AIM:
Extract every line of the entries below verbatim, and leave out the pictures.

RECORDS SUPPLIED:
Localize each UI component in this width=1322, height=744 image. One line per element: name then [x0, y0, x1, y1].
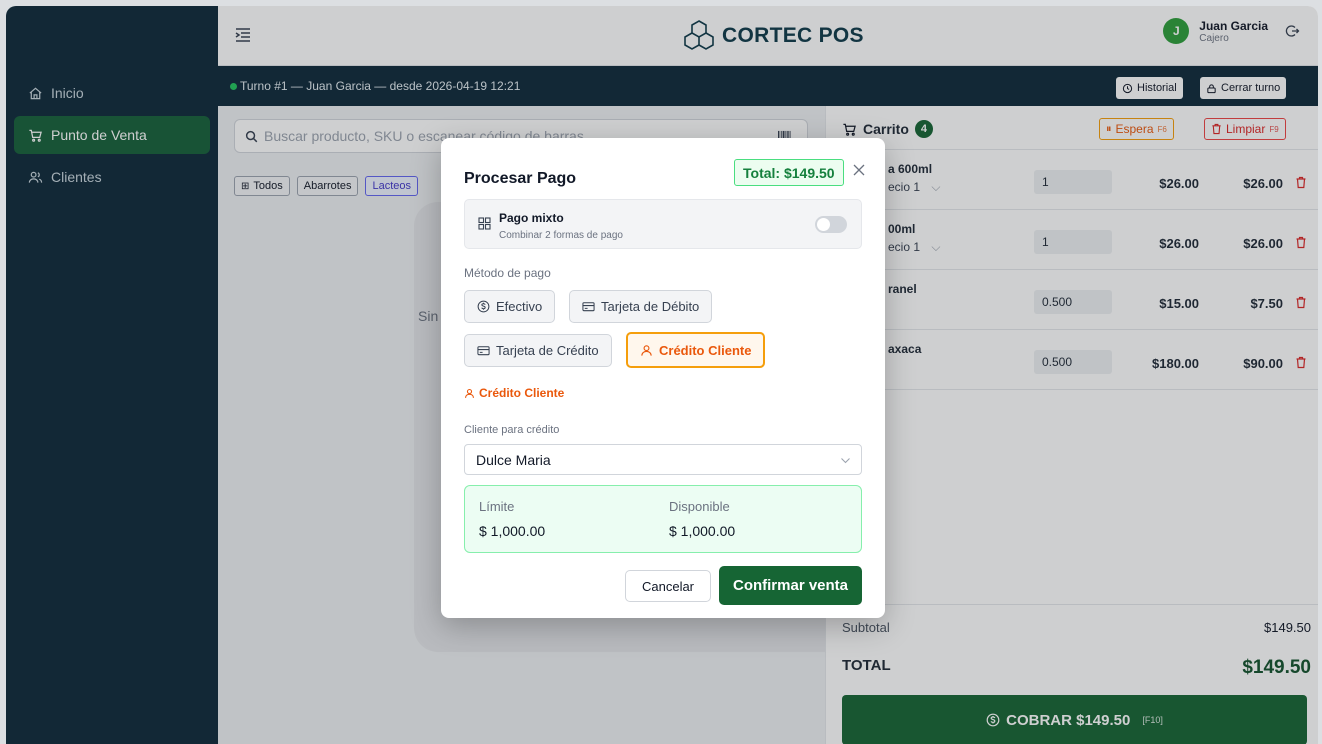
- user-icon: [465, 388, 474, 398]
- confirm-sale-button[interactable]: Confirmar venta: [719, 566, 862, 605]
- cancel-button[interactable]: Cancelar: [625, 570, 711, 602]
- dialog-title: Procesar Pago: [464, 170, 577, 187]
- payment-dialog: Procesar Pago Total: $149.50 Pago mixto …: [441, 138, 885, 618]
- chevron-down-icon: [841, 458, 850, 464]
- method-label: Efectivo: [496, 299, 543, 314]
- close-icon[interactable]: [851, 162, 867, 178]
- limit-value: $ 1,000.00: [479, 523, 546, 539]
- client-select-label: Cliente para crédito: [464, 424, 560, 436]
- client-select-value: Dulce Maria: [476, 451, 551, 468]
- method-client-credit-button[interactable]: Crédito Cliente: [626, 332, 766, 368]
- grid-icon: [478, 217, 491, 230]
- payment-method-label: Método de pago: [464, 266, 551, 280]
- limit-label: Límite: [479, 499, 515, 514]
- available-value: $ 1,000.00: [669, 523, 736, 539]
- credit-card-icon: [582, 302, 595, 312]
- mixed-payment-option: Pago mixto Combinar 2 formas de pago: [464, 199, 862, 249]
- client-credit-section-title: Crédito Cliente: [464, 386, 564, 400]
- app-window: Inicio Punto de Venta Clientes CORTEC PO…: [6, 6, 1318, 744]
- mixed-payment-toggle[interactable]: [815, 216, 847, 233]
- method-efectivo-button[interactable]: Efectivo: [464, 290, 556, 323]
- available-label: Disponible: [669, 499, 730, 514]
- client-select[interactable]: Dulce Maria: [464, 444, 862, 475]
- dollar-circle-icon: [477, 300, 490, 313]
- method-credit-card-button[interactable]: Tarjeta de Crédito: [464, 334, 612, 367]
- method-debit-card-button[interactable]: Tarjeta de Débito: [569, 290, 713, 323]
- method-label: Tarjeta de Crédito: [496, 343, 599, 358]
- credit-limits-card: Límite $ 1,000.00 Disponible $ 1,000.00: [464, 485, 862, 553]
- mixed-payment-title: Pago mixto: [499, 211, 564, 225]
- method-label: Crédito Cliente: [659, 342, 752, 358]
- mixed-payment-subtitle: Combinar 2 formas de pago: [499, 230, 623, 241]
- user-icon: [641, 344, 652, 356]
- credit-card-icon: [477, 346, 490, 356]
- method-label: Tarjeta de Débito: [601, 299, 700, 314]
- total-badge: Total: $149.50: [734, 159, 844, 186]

CORRECT OUTPUT:
Localize each UI component in this width=1322, height=744 image. One line per element: name then [x0, y0, x1, y1].
- user-icon: [465, 388, 474, 398]
- confirm-sale-button[interactable]: Confirmar venta: [719, 566, 862, 605]
- cancel-button[interactable]: Cancelar: [625, 570, 711, 602]
- dialog-title: Procesar Pago: [464, 170, 577, 187]
- payment-dialog: Procesar Pago Total: $149.50 Pago mixto …: [441, 138, 885, 618]
- chevron-down-icon: [841, 458, 850, 464]
- method-label: Efectivo: [496, 299, 543, 314]
- close-icon[interactable]: [851, 162, 867, 178]
- limit-value: $ 1,000.00: [479, 523, 546, 539]
- client-select-label: Cliente para crédito: [464, 424, 560, 436]
- client-select-value: Dulce Maria: [476, 451, 551, 468]
- method-client-credit-button[interactable]: Crédito Cliente: [626, 332, 766, 368]
- grid-icon: [478, 217, 491, 230]
- payment-method-label: Método de pago: [464, 266, 551, 280]
- limit-label: Límite: [479, 499, 515, 514]
- available-value: $ 1,000.00: [669, 523, 736, 539]
- credit-card-icon: [582, 302, 595, 312]
- mixed-payment-option: Pago mixto Combinar 2 formas de pago: [464, 199, 862, 249]
- client-credit-section-title: Crédito Cliente: [464, 386, 564, 400]
- app-window: Inicio Punto de Venta Clientes CORTEC PO…: [6, 6, 1318, 744]
- mixed-payment-toggle[interactable]: [815, 216, 847, 233]
- method-efectivo-button[interactable]: Efectivo: [464, 290, 556, 323]
- available-label: Disponible: [669, 499, 730, 514]
- client-select[interactable]: Dulce Maria: [464, 444, 862, 475]
- dollar-circle-icon: [477, 300, 490, 313]
- method-credit-card-button[interactable]: Tarjeta de Crédito: [464, 334, 612, 367]
- method-debit-card-button[interactable]: Tarjeta de Débito: [569, 290, 713, 323]
- method-label: Tarjeta de Crédito: [496, 343, 599, 358]
- credit-limits-card: Límite $ 1,000.00 Disponible $ 1,000.00: [464, 485, 862, 553]
- mixed-payment-title: Pago mixto: [499, 211, 564, 225]
- method-label: Crédito Cliente: [659, 342, 752, 358]
- mixed-payment-subtitle: Combinar 2 formas de pago: [499, 230, 623, 241]
- user-icon: [641, 344, 652, 356]
- credit-card-icon: [477, 346, 490, 356]
- method-label: Tarjeta de Débito: [601, 299, 700, 314]
- total-badge: Total: $149.50: [734, 159, 844, 186]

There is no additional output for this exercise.